■ Task input
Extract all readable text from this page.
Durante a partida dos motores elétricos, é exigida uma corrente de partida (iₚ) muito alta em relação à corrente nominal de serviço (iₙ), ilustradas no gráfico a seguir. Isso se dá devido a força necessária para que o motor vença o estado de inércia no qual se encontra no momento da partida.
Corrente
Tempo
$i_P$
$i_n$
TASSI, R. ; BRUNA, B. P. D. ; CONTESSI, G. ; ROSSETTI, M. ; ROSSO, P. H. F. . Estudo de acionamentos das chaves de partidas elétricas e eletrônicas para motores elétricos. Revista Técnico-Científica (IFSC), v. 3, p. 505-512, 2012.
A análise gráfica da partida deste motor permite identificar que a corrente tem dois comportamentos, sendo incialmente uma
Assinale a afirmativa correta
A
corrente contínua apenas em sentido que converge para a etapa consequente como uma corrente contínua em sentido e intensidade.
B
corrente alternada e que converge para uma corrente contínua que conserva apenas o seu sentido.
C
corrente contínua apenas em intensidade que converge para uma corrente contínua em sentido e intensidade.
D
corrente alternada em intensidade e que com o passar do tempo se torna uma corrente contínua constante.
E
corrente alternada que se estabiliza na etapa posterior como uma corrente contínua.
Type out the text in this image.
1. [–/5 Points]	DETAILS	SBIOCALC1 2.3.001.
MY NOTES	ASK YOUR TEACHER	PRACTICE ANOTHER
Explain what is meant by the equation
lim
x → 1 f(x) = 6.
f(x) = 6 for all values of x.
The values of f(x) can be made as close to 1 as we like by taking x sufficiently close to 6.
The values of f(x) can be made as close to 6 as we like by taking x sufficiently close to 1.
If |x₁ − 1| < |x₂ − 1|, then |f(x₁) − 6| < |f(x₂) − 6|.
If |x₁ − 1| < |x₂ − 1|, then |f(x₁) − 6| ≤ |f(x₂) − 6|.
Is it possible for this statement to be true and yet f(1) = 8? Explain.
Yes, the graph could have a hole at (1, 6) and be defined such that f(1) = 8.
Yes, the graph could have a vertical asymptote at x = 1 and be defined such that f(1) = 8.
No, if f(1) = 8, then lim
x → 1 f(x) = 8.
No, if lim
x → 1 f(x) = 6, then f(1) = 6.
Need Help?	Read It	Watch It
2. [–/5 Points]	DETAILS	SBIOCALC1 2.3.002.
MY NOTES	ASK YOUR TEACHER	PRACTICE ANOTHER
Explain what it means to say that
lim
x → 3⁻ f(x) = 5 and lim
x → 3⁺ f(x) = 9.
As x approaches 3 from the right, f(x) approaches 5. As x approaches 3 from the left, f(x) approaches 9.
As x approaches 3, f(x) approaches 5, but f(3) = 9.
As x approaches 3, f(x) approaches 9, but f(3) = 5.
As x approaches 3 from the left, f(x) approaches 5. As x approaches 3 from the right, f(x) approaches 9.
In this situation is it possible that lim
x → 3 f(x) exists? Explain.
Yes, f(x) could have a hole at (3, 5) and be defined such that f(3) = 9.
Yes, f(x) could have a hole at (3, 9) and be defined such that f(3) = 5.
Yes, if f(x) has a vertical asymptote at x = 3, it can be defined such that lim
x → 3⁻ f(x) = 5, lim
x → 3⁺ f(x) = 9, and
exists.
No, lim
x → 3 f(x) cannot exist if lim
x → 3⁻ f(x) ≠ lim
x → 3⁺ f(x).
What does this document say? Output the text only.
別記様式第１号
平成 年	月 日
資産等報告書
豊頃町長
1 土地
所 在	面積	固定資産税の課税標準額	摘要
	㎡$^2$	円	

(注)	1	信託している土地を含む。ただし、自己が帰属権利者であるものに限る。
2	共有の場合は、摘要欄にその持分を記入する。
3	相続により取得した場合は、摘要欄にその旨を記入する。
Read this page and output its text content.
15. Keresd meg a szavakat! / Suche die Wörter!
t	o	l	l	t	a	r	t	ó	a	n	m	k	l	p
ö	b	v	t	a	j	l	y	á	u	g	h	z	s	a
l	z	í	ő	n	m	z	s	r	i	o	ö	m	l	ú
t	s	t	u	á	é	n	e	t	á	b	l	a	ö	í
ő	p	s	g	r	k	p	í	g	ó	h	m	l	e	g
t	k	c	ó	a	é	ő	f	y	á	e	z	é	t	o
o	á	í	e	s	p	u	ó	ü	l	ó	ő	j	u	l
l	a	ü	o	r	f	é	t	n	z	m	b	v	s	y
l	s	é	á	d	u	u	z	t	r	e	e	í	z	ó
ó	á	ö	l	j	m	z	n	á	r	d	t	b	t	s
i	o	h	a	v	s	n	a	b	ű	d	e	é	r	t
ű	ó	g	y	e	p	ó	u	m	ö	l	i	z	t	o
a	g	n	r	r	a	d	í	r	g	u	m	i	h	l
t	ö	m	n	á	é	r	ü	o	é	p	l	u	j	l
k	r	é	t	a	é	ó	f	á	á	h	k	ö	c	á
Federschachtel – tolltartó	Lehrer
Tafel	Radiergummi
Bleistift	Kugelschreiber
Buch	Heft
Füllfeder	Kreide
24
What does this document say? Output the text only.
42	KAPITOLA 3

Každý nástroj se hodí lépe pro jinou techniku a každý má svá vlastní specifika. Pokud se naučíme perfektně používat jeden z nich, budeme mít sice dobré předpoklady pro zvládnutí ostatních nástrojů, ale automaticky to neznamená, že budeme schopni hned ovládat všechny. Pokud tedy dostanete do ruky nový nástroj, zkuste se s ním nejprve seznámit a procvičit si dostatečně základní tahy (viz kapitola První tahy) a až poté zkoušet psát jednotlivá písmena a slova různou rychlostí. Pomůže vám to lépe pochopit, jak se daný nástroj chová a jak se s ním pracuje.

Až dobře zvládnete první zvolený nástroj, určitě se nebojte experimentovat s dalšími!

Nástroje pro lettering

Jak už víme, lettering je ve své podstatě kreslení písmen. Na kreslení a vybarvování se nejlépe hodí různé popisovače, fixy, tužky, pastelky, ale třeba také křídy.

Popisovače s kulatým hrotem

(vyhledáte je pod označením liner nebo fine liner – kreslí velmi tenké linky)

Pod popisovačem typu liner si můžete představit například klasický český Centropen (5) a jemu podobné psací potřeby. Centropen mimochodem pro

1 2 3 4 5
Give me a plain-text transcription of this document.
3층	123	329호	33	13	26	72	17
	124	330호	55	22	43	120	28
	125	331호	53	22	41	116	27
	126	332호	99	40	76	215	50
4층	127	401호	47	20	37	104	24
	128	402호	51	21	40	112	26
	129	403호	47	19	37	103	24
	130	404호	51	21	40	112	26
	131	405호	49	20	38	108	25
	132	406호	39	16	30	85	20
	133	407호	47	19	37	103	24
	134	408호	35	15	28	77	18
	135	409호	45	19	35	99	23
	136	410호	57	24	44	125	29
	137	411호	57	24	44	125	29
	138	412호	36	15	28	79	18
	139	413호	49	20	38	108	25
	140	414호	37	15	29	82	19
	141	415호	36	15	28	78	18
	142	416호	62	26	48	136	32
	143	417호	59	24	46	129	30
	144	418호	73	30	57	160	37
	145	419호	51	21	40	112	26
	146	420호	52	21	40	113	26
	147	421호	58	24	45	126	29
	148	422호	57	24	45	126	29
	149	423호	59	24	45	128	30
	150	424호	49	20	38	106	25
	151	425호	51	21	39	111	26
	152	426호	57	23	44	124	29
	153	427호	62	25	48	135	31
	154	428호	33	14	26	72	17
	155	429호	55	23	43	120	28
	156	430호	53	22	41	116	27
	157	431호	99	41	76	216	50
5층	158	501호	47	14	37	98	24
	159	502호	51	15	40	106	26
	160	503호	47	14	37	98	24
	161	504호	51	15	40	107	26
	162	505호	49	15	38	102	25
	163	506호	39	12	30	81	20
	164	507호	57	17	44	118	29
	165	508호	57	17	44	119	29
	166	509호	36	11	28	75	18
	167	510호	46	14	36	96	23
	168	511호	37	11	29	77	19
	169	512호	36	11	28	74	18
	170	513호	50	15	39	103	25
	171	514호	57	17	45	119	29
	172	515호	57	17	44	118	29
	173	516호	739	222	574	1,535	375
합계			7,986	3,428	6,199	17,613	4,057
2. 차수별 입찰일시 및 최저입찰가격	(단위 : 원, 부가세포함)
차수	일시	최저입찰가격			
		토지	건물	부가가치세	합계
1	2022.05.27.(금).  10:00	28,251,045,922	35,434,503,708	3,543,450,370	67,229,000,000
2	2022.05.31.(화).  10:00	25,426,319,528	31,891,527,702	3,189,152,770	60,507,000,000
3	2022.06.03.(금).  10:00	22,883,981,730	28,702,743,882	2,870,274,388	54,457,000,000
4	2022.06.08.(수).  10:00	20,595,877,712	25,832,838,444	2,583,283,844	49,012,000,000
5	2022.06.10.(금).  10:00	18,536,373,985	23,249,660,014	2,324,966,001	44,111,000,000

■ What you have to do
Pick out, from the lines above, every one that contains the string "elétricos".

■ Answer for the task
Durante a partida dos motores elétricos, é exigida uma corrente de partida (iₚ) muito alta em relação à corrente nominal de serviço (iₙ), ilustradas no gráfico a seguir. Isso se dá devido a força necessária para que o motor vença o estado de inércia no qual se encontra no momento da partida.
TASSI, R. ; BRUNA, B. P. D. ; CONTESSI, G. ; ROSSETTI, M. ; ROSSO, P. H. F. . Estudo de acionamentos das chaves de partidas elétricas e eletrônicas para motores elétricos. Revista Técnico-Científica (IFSC), v. 3, p. 505-512, 2012.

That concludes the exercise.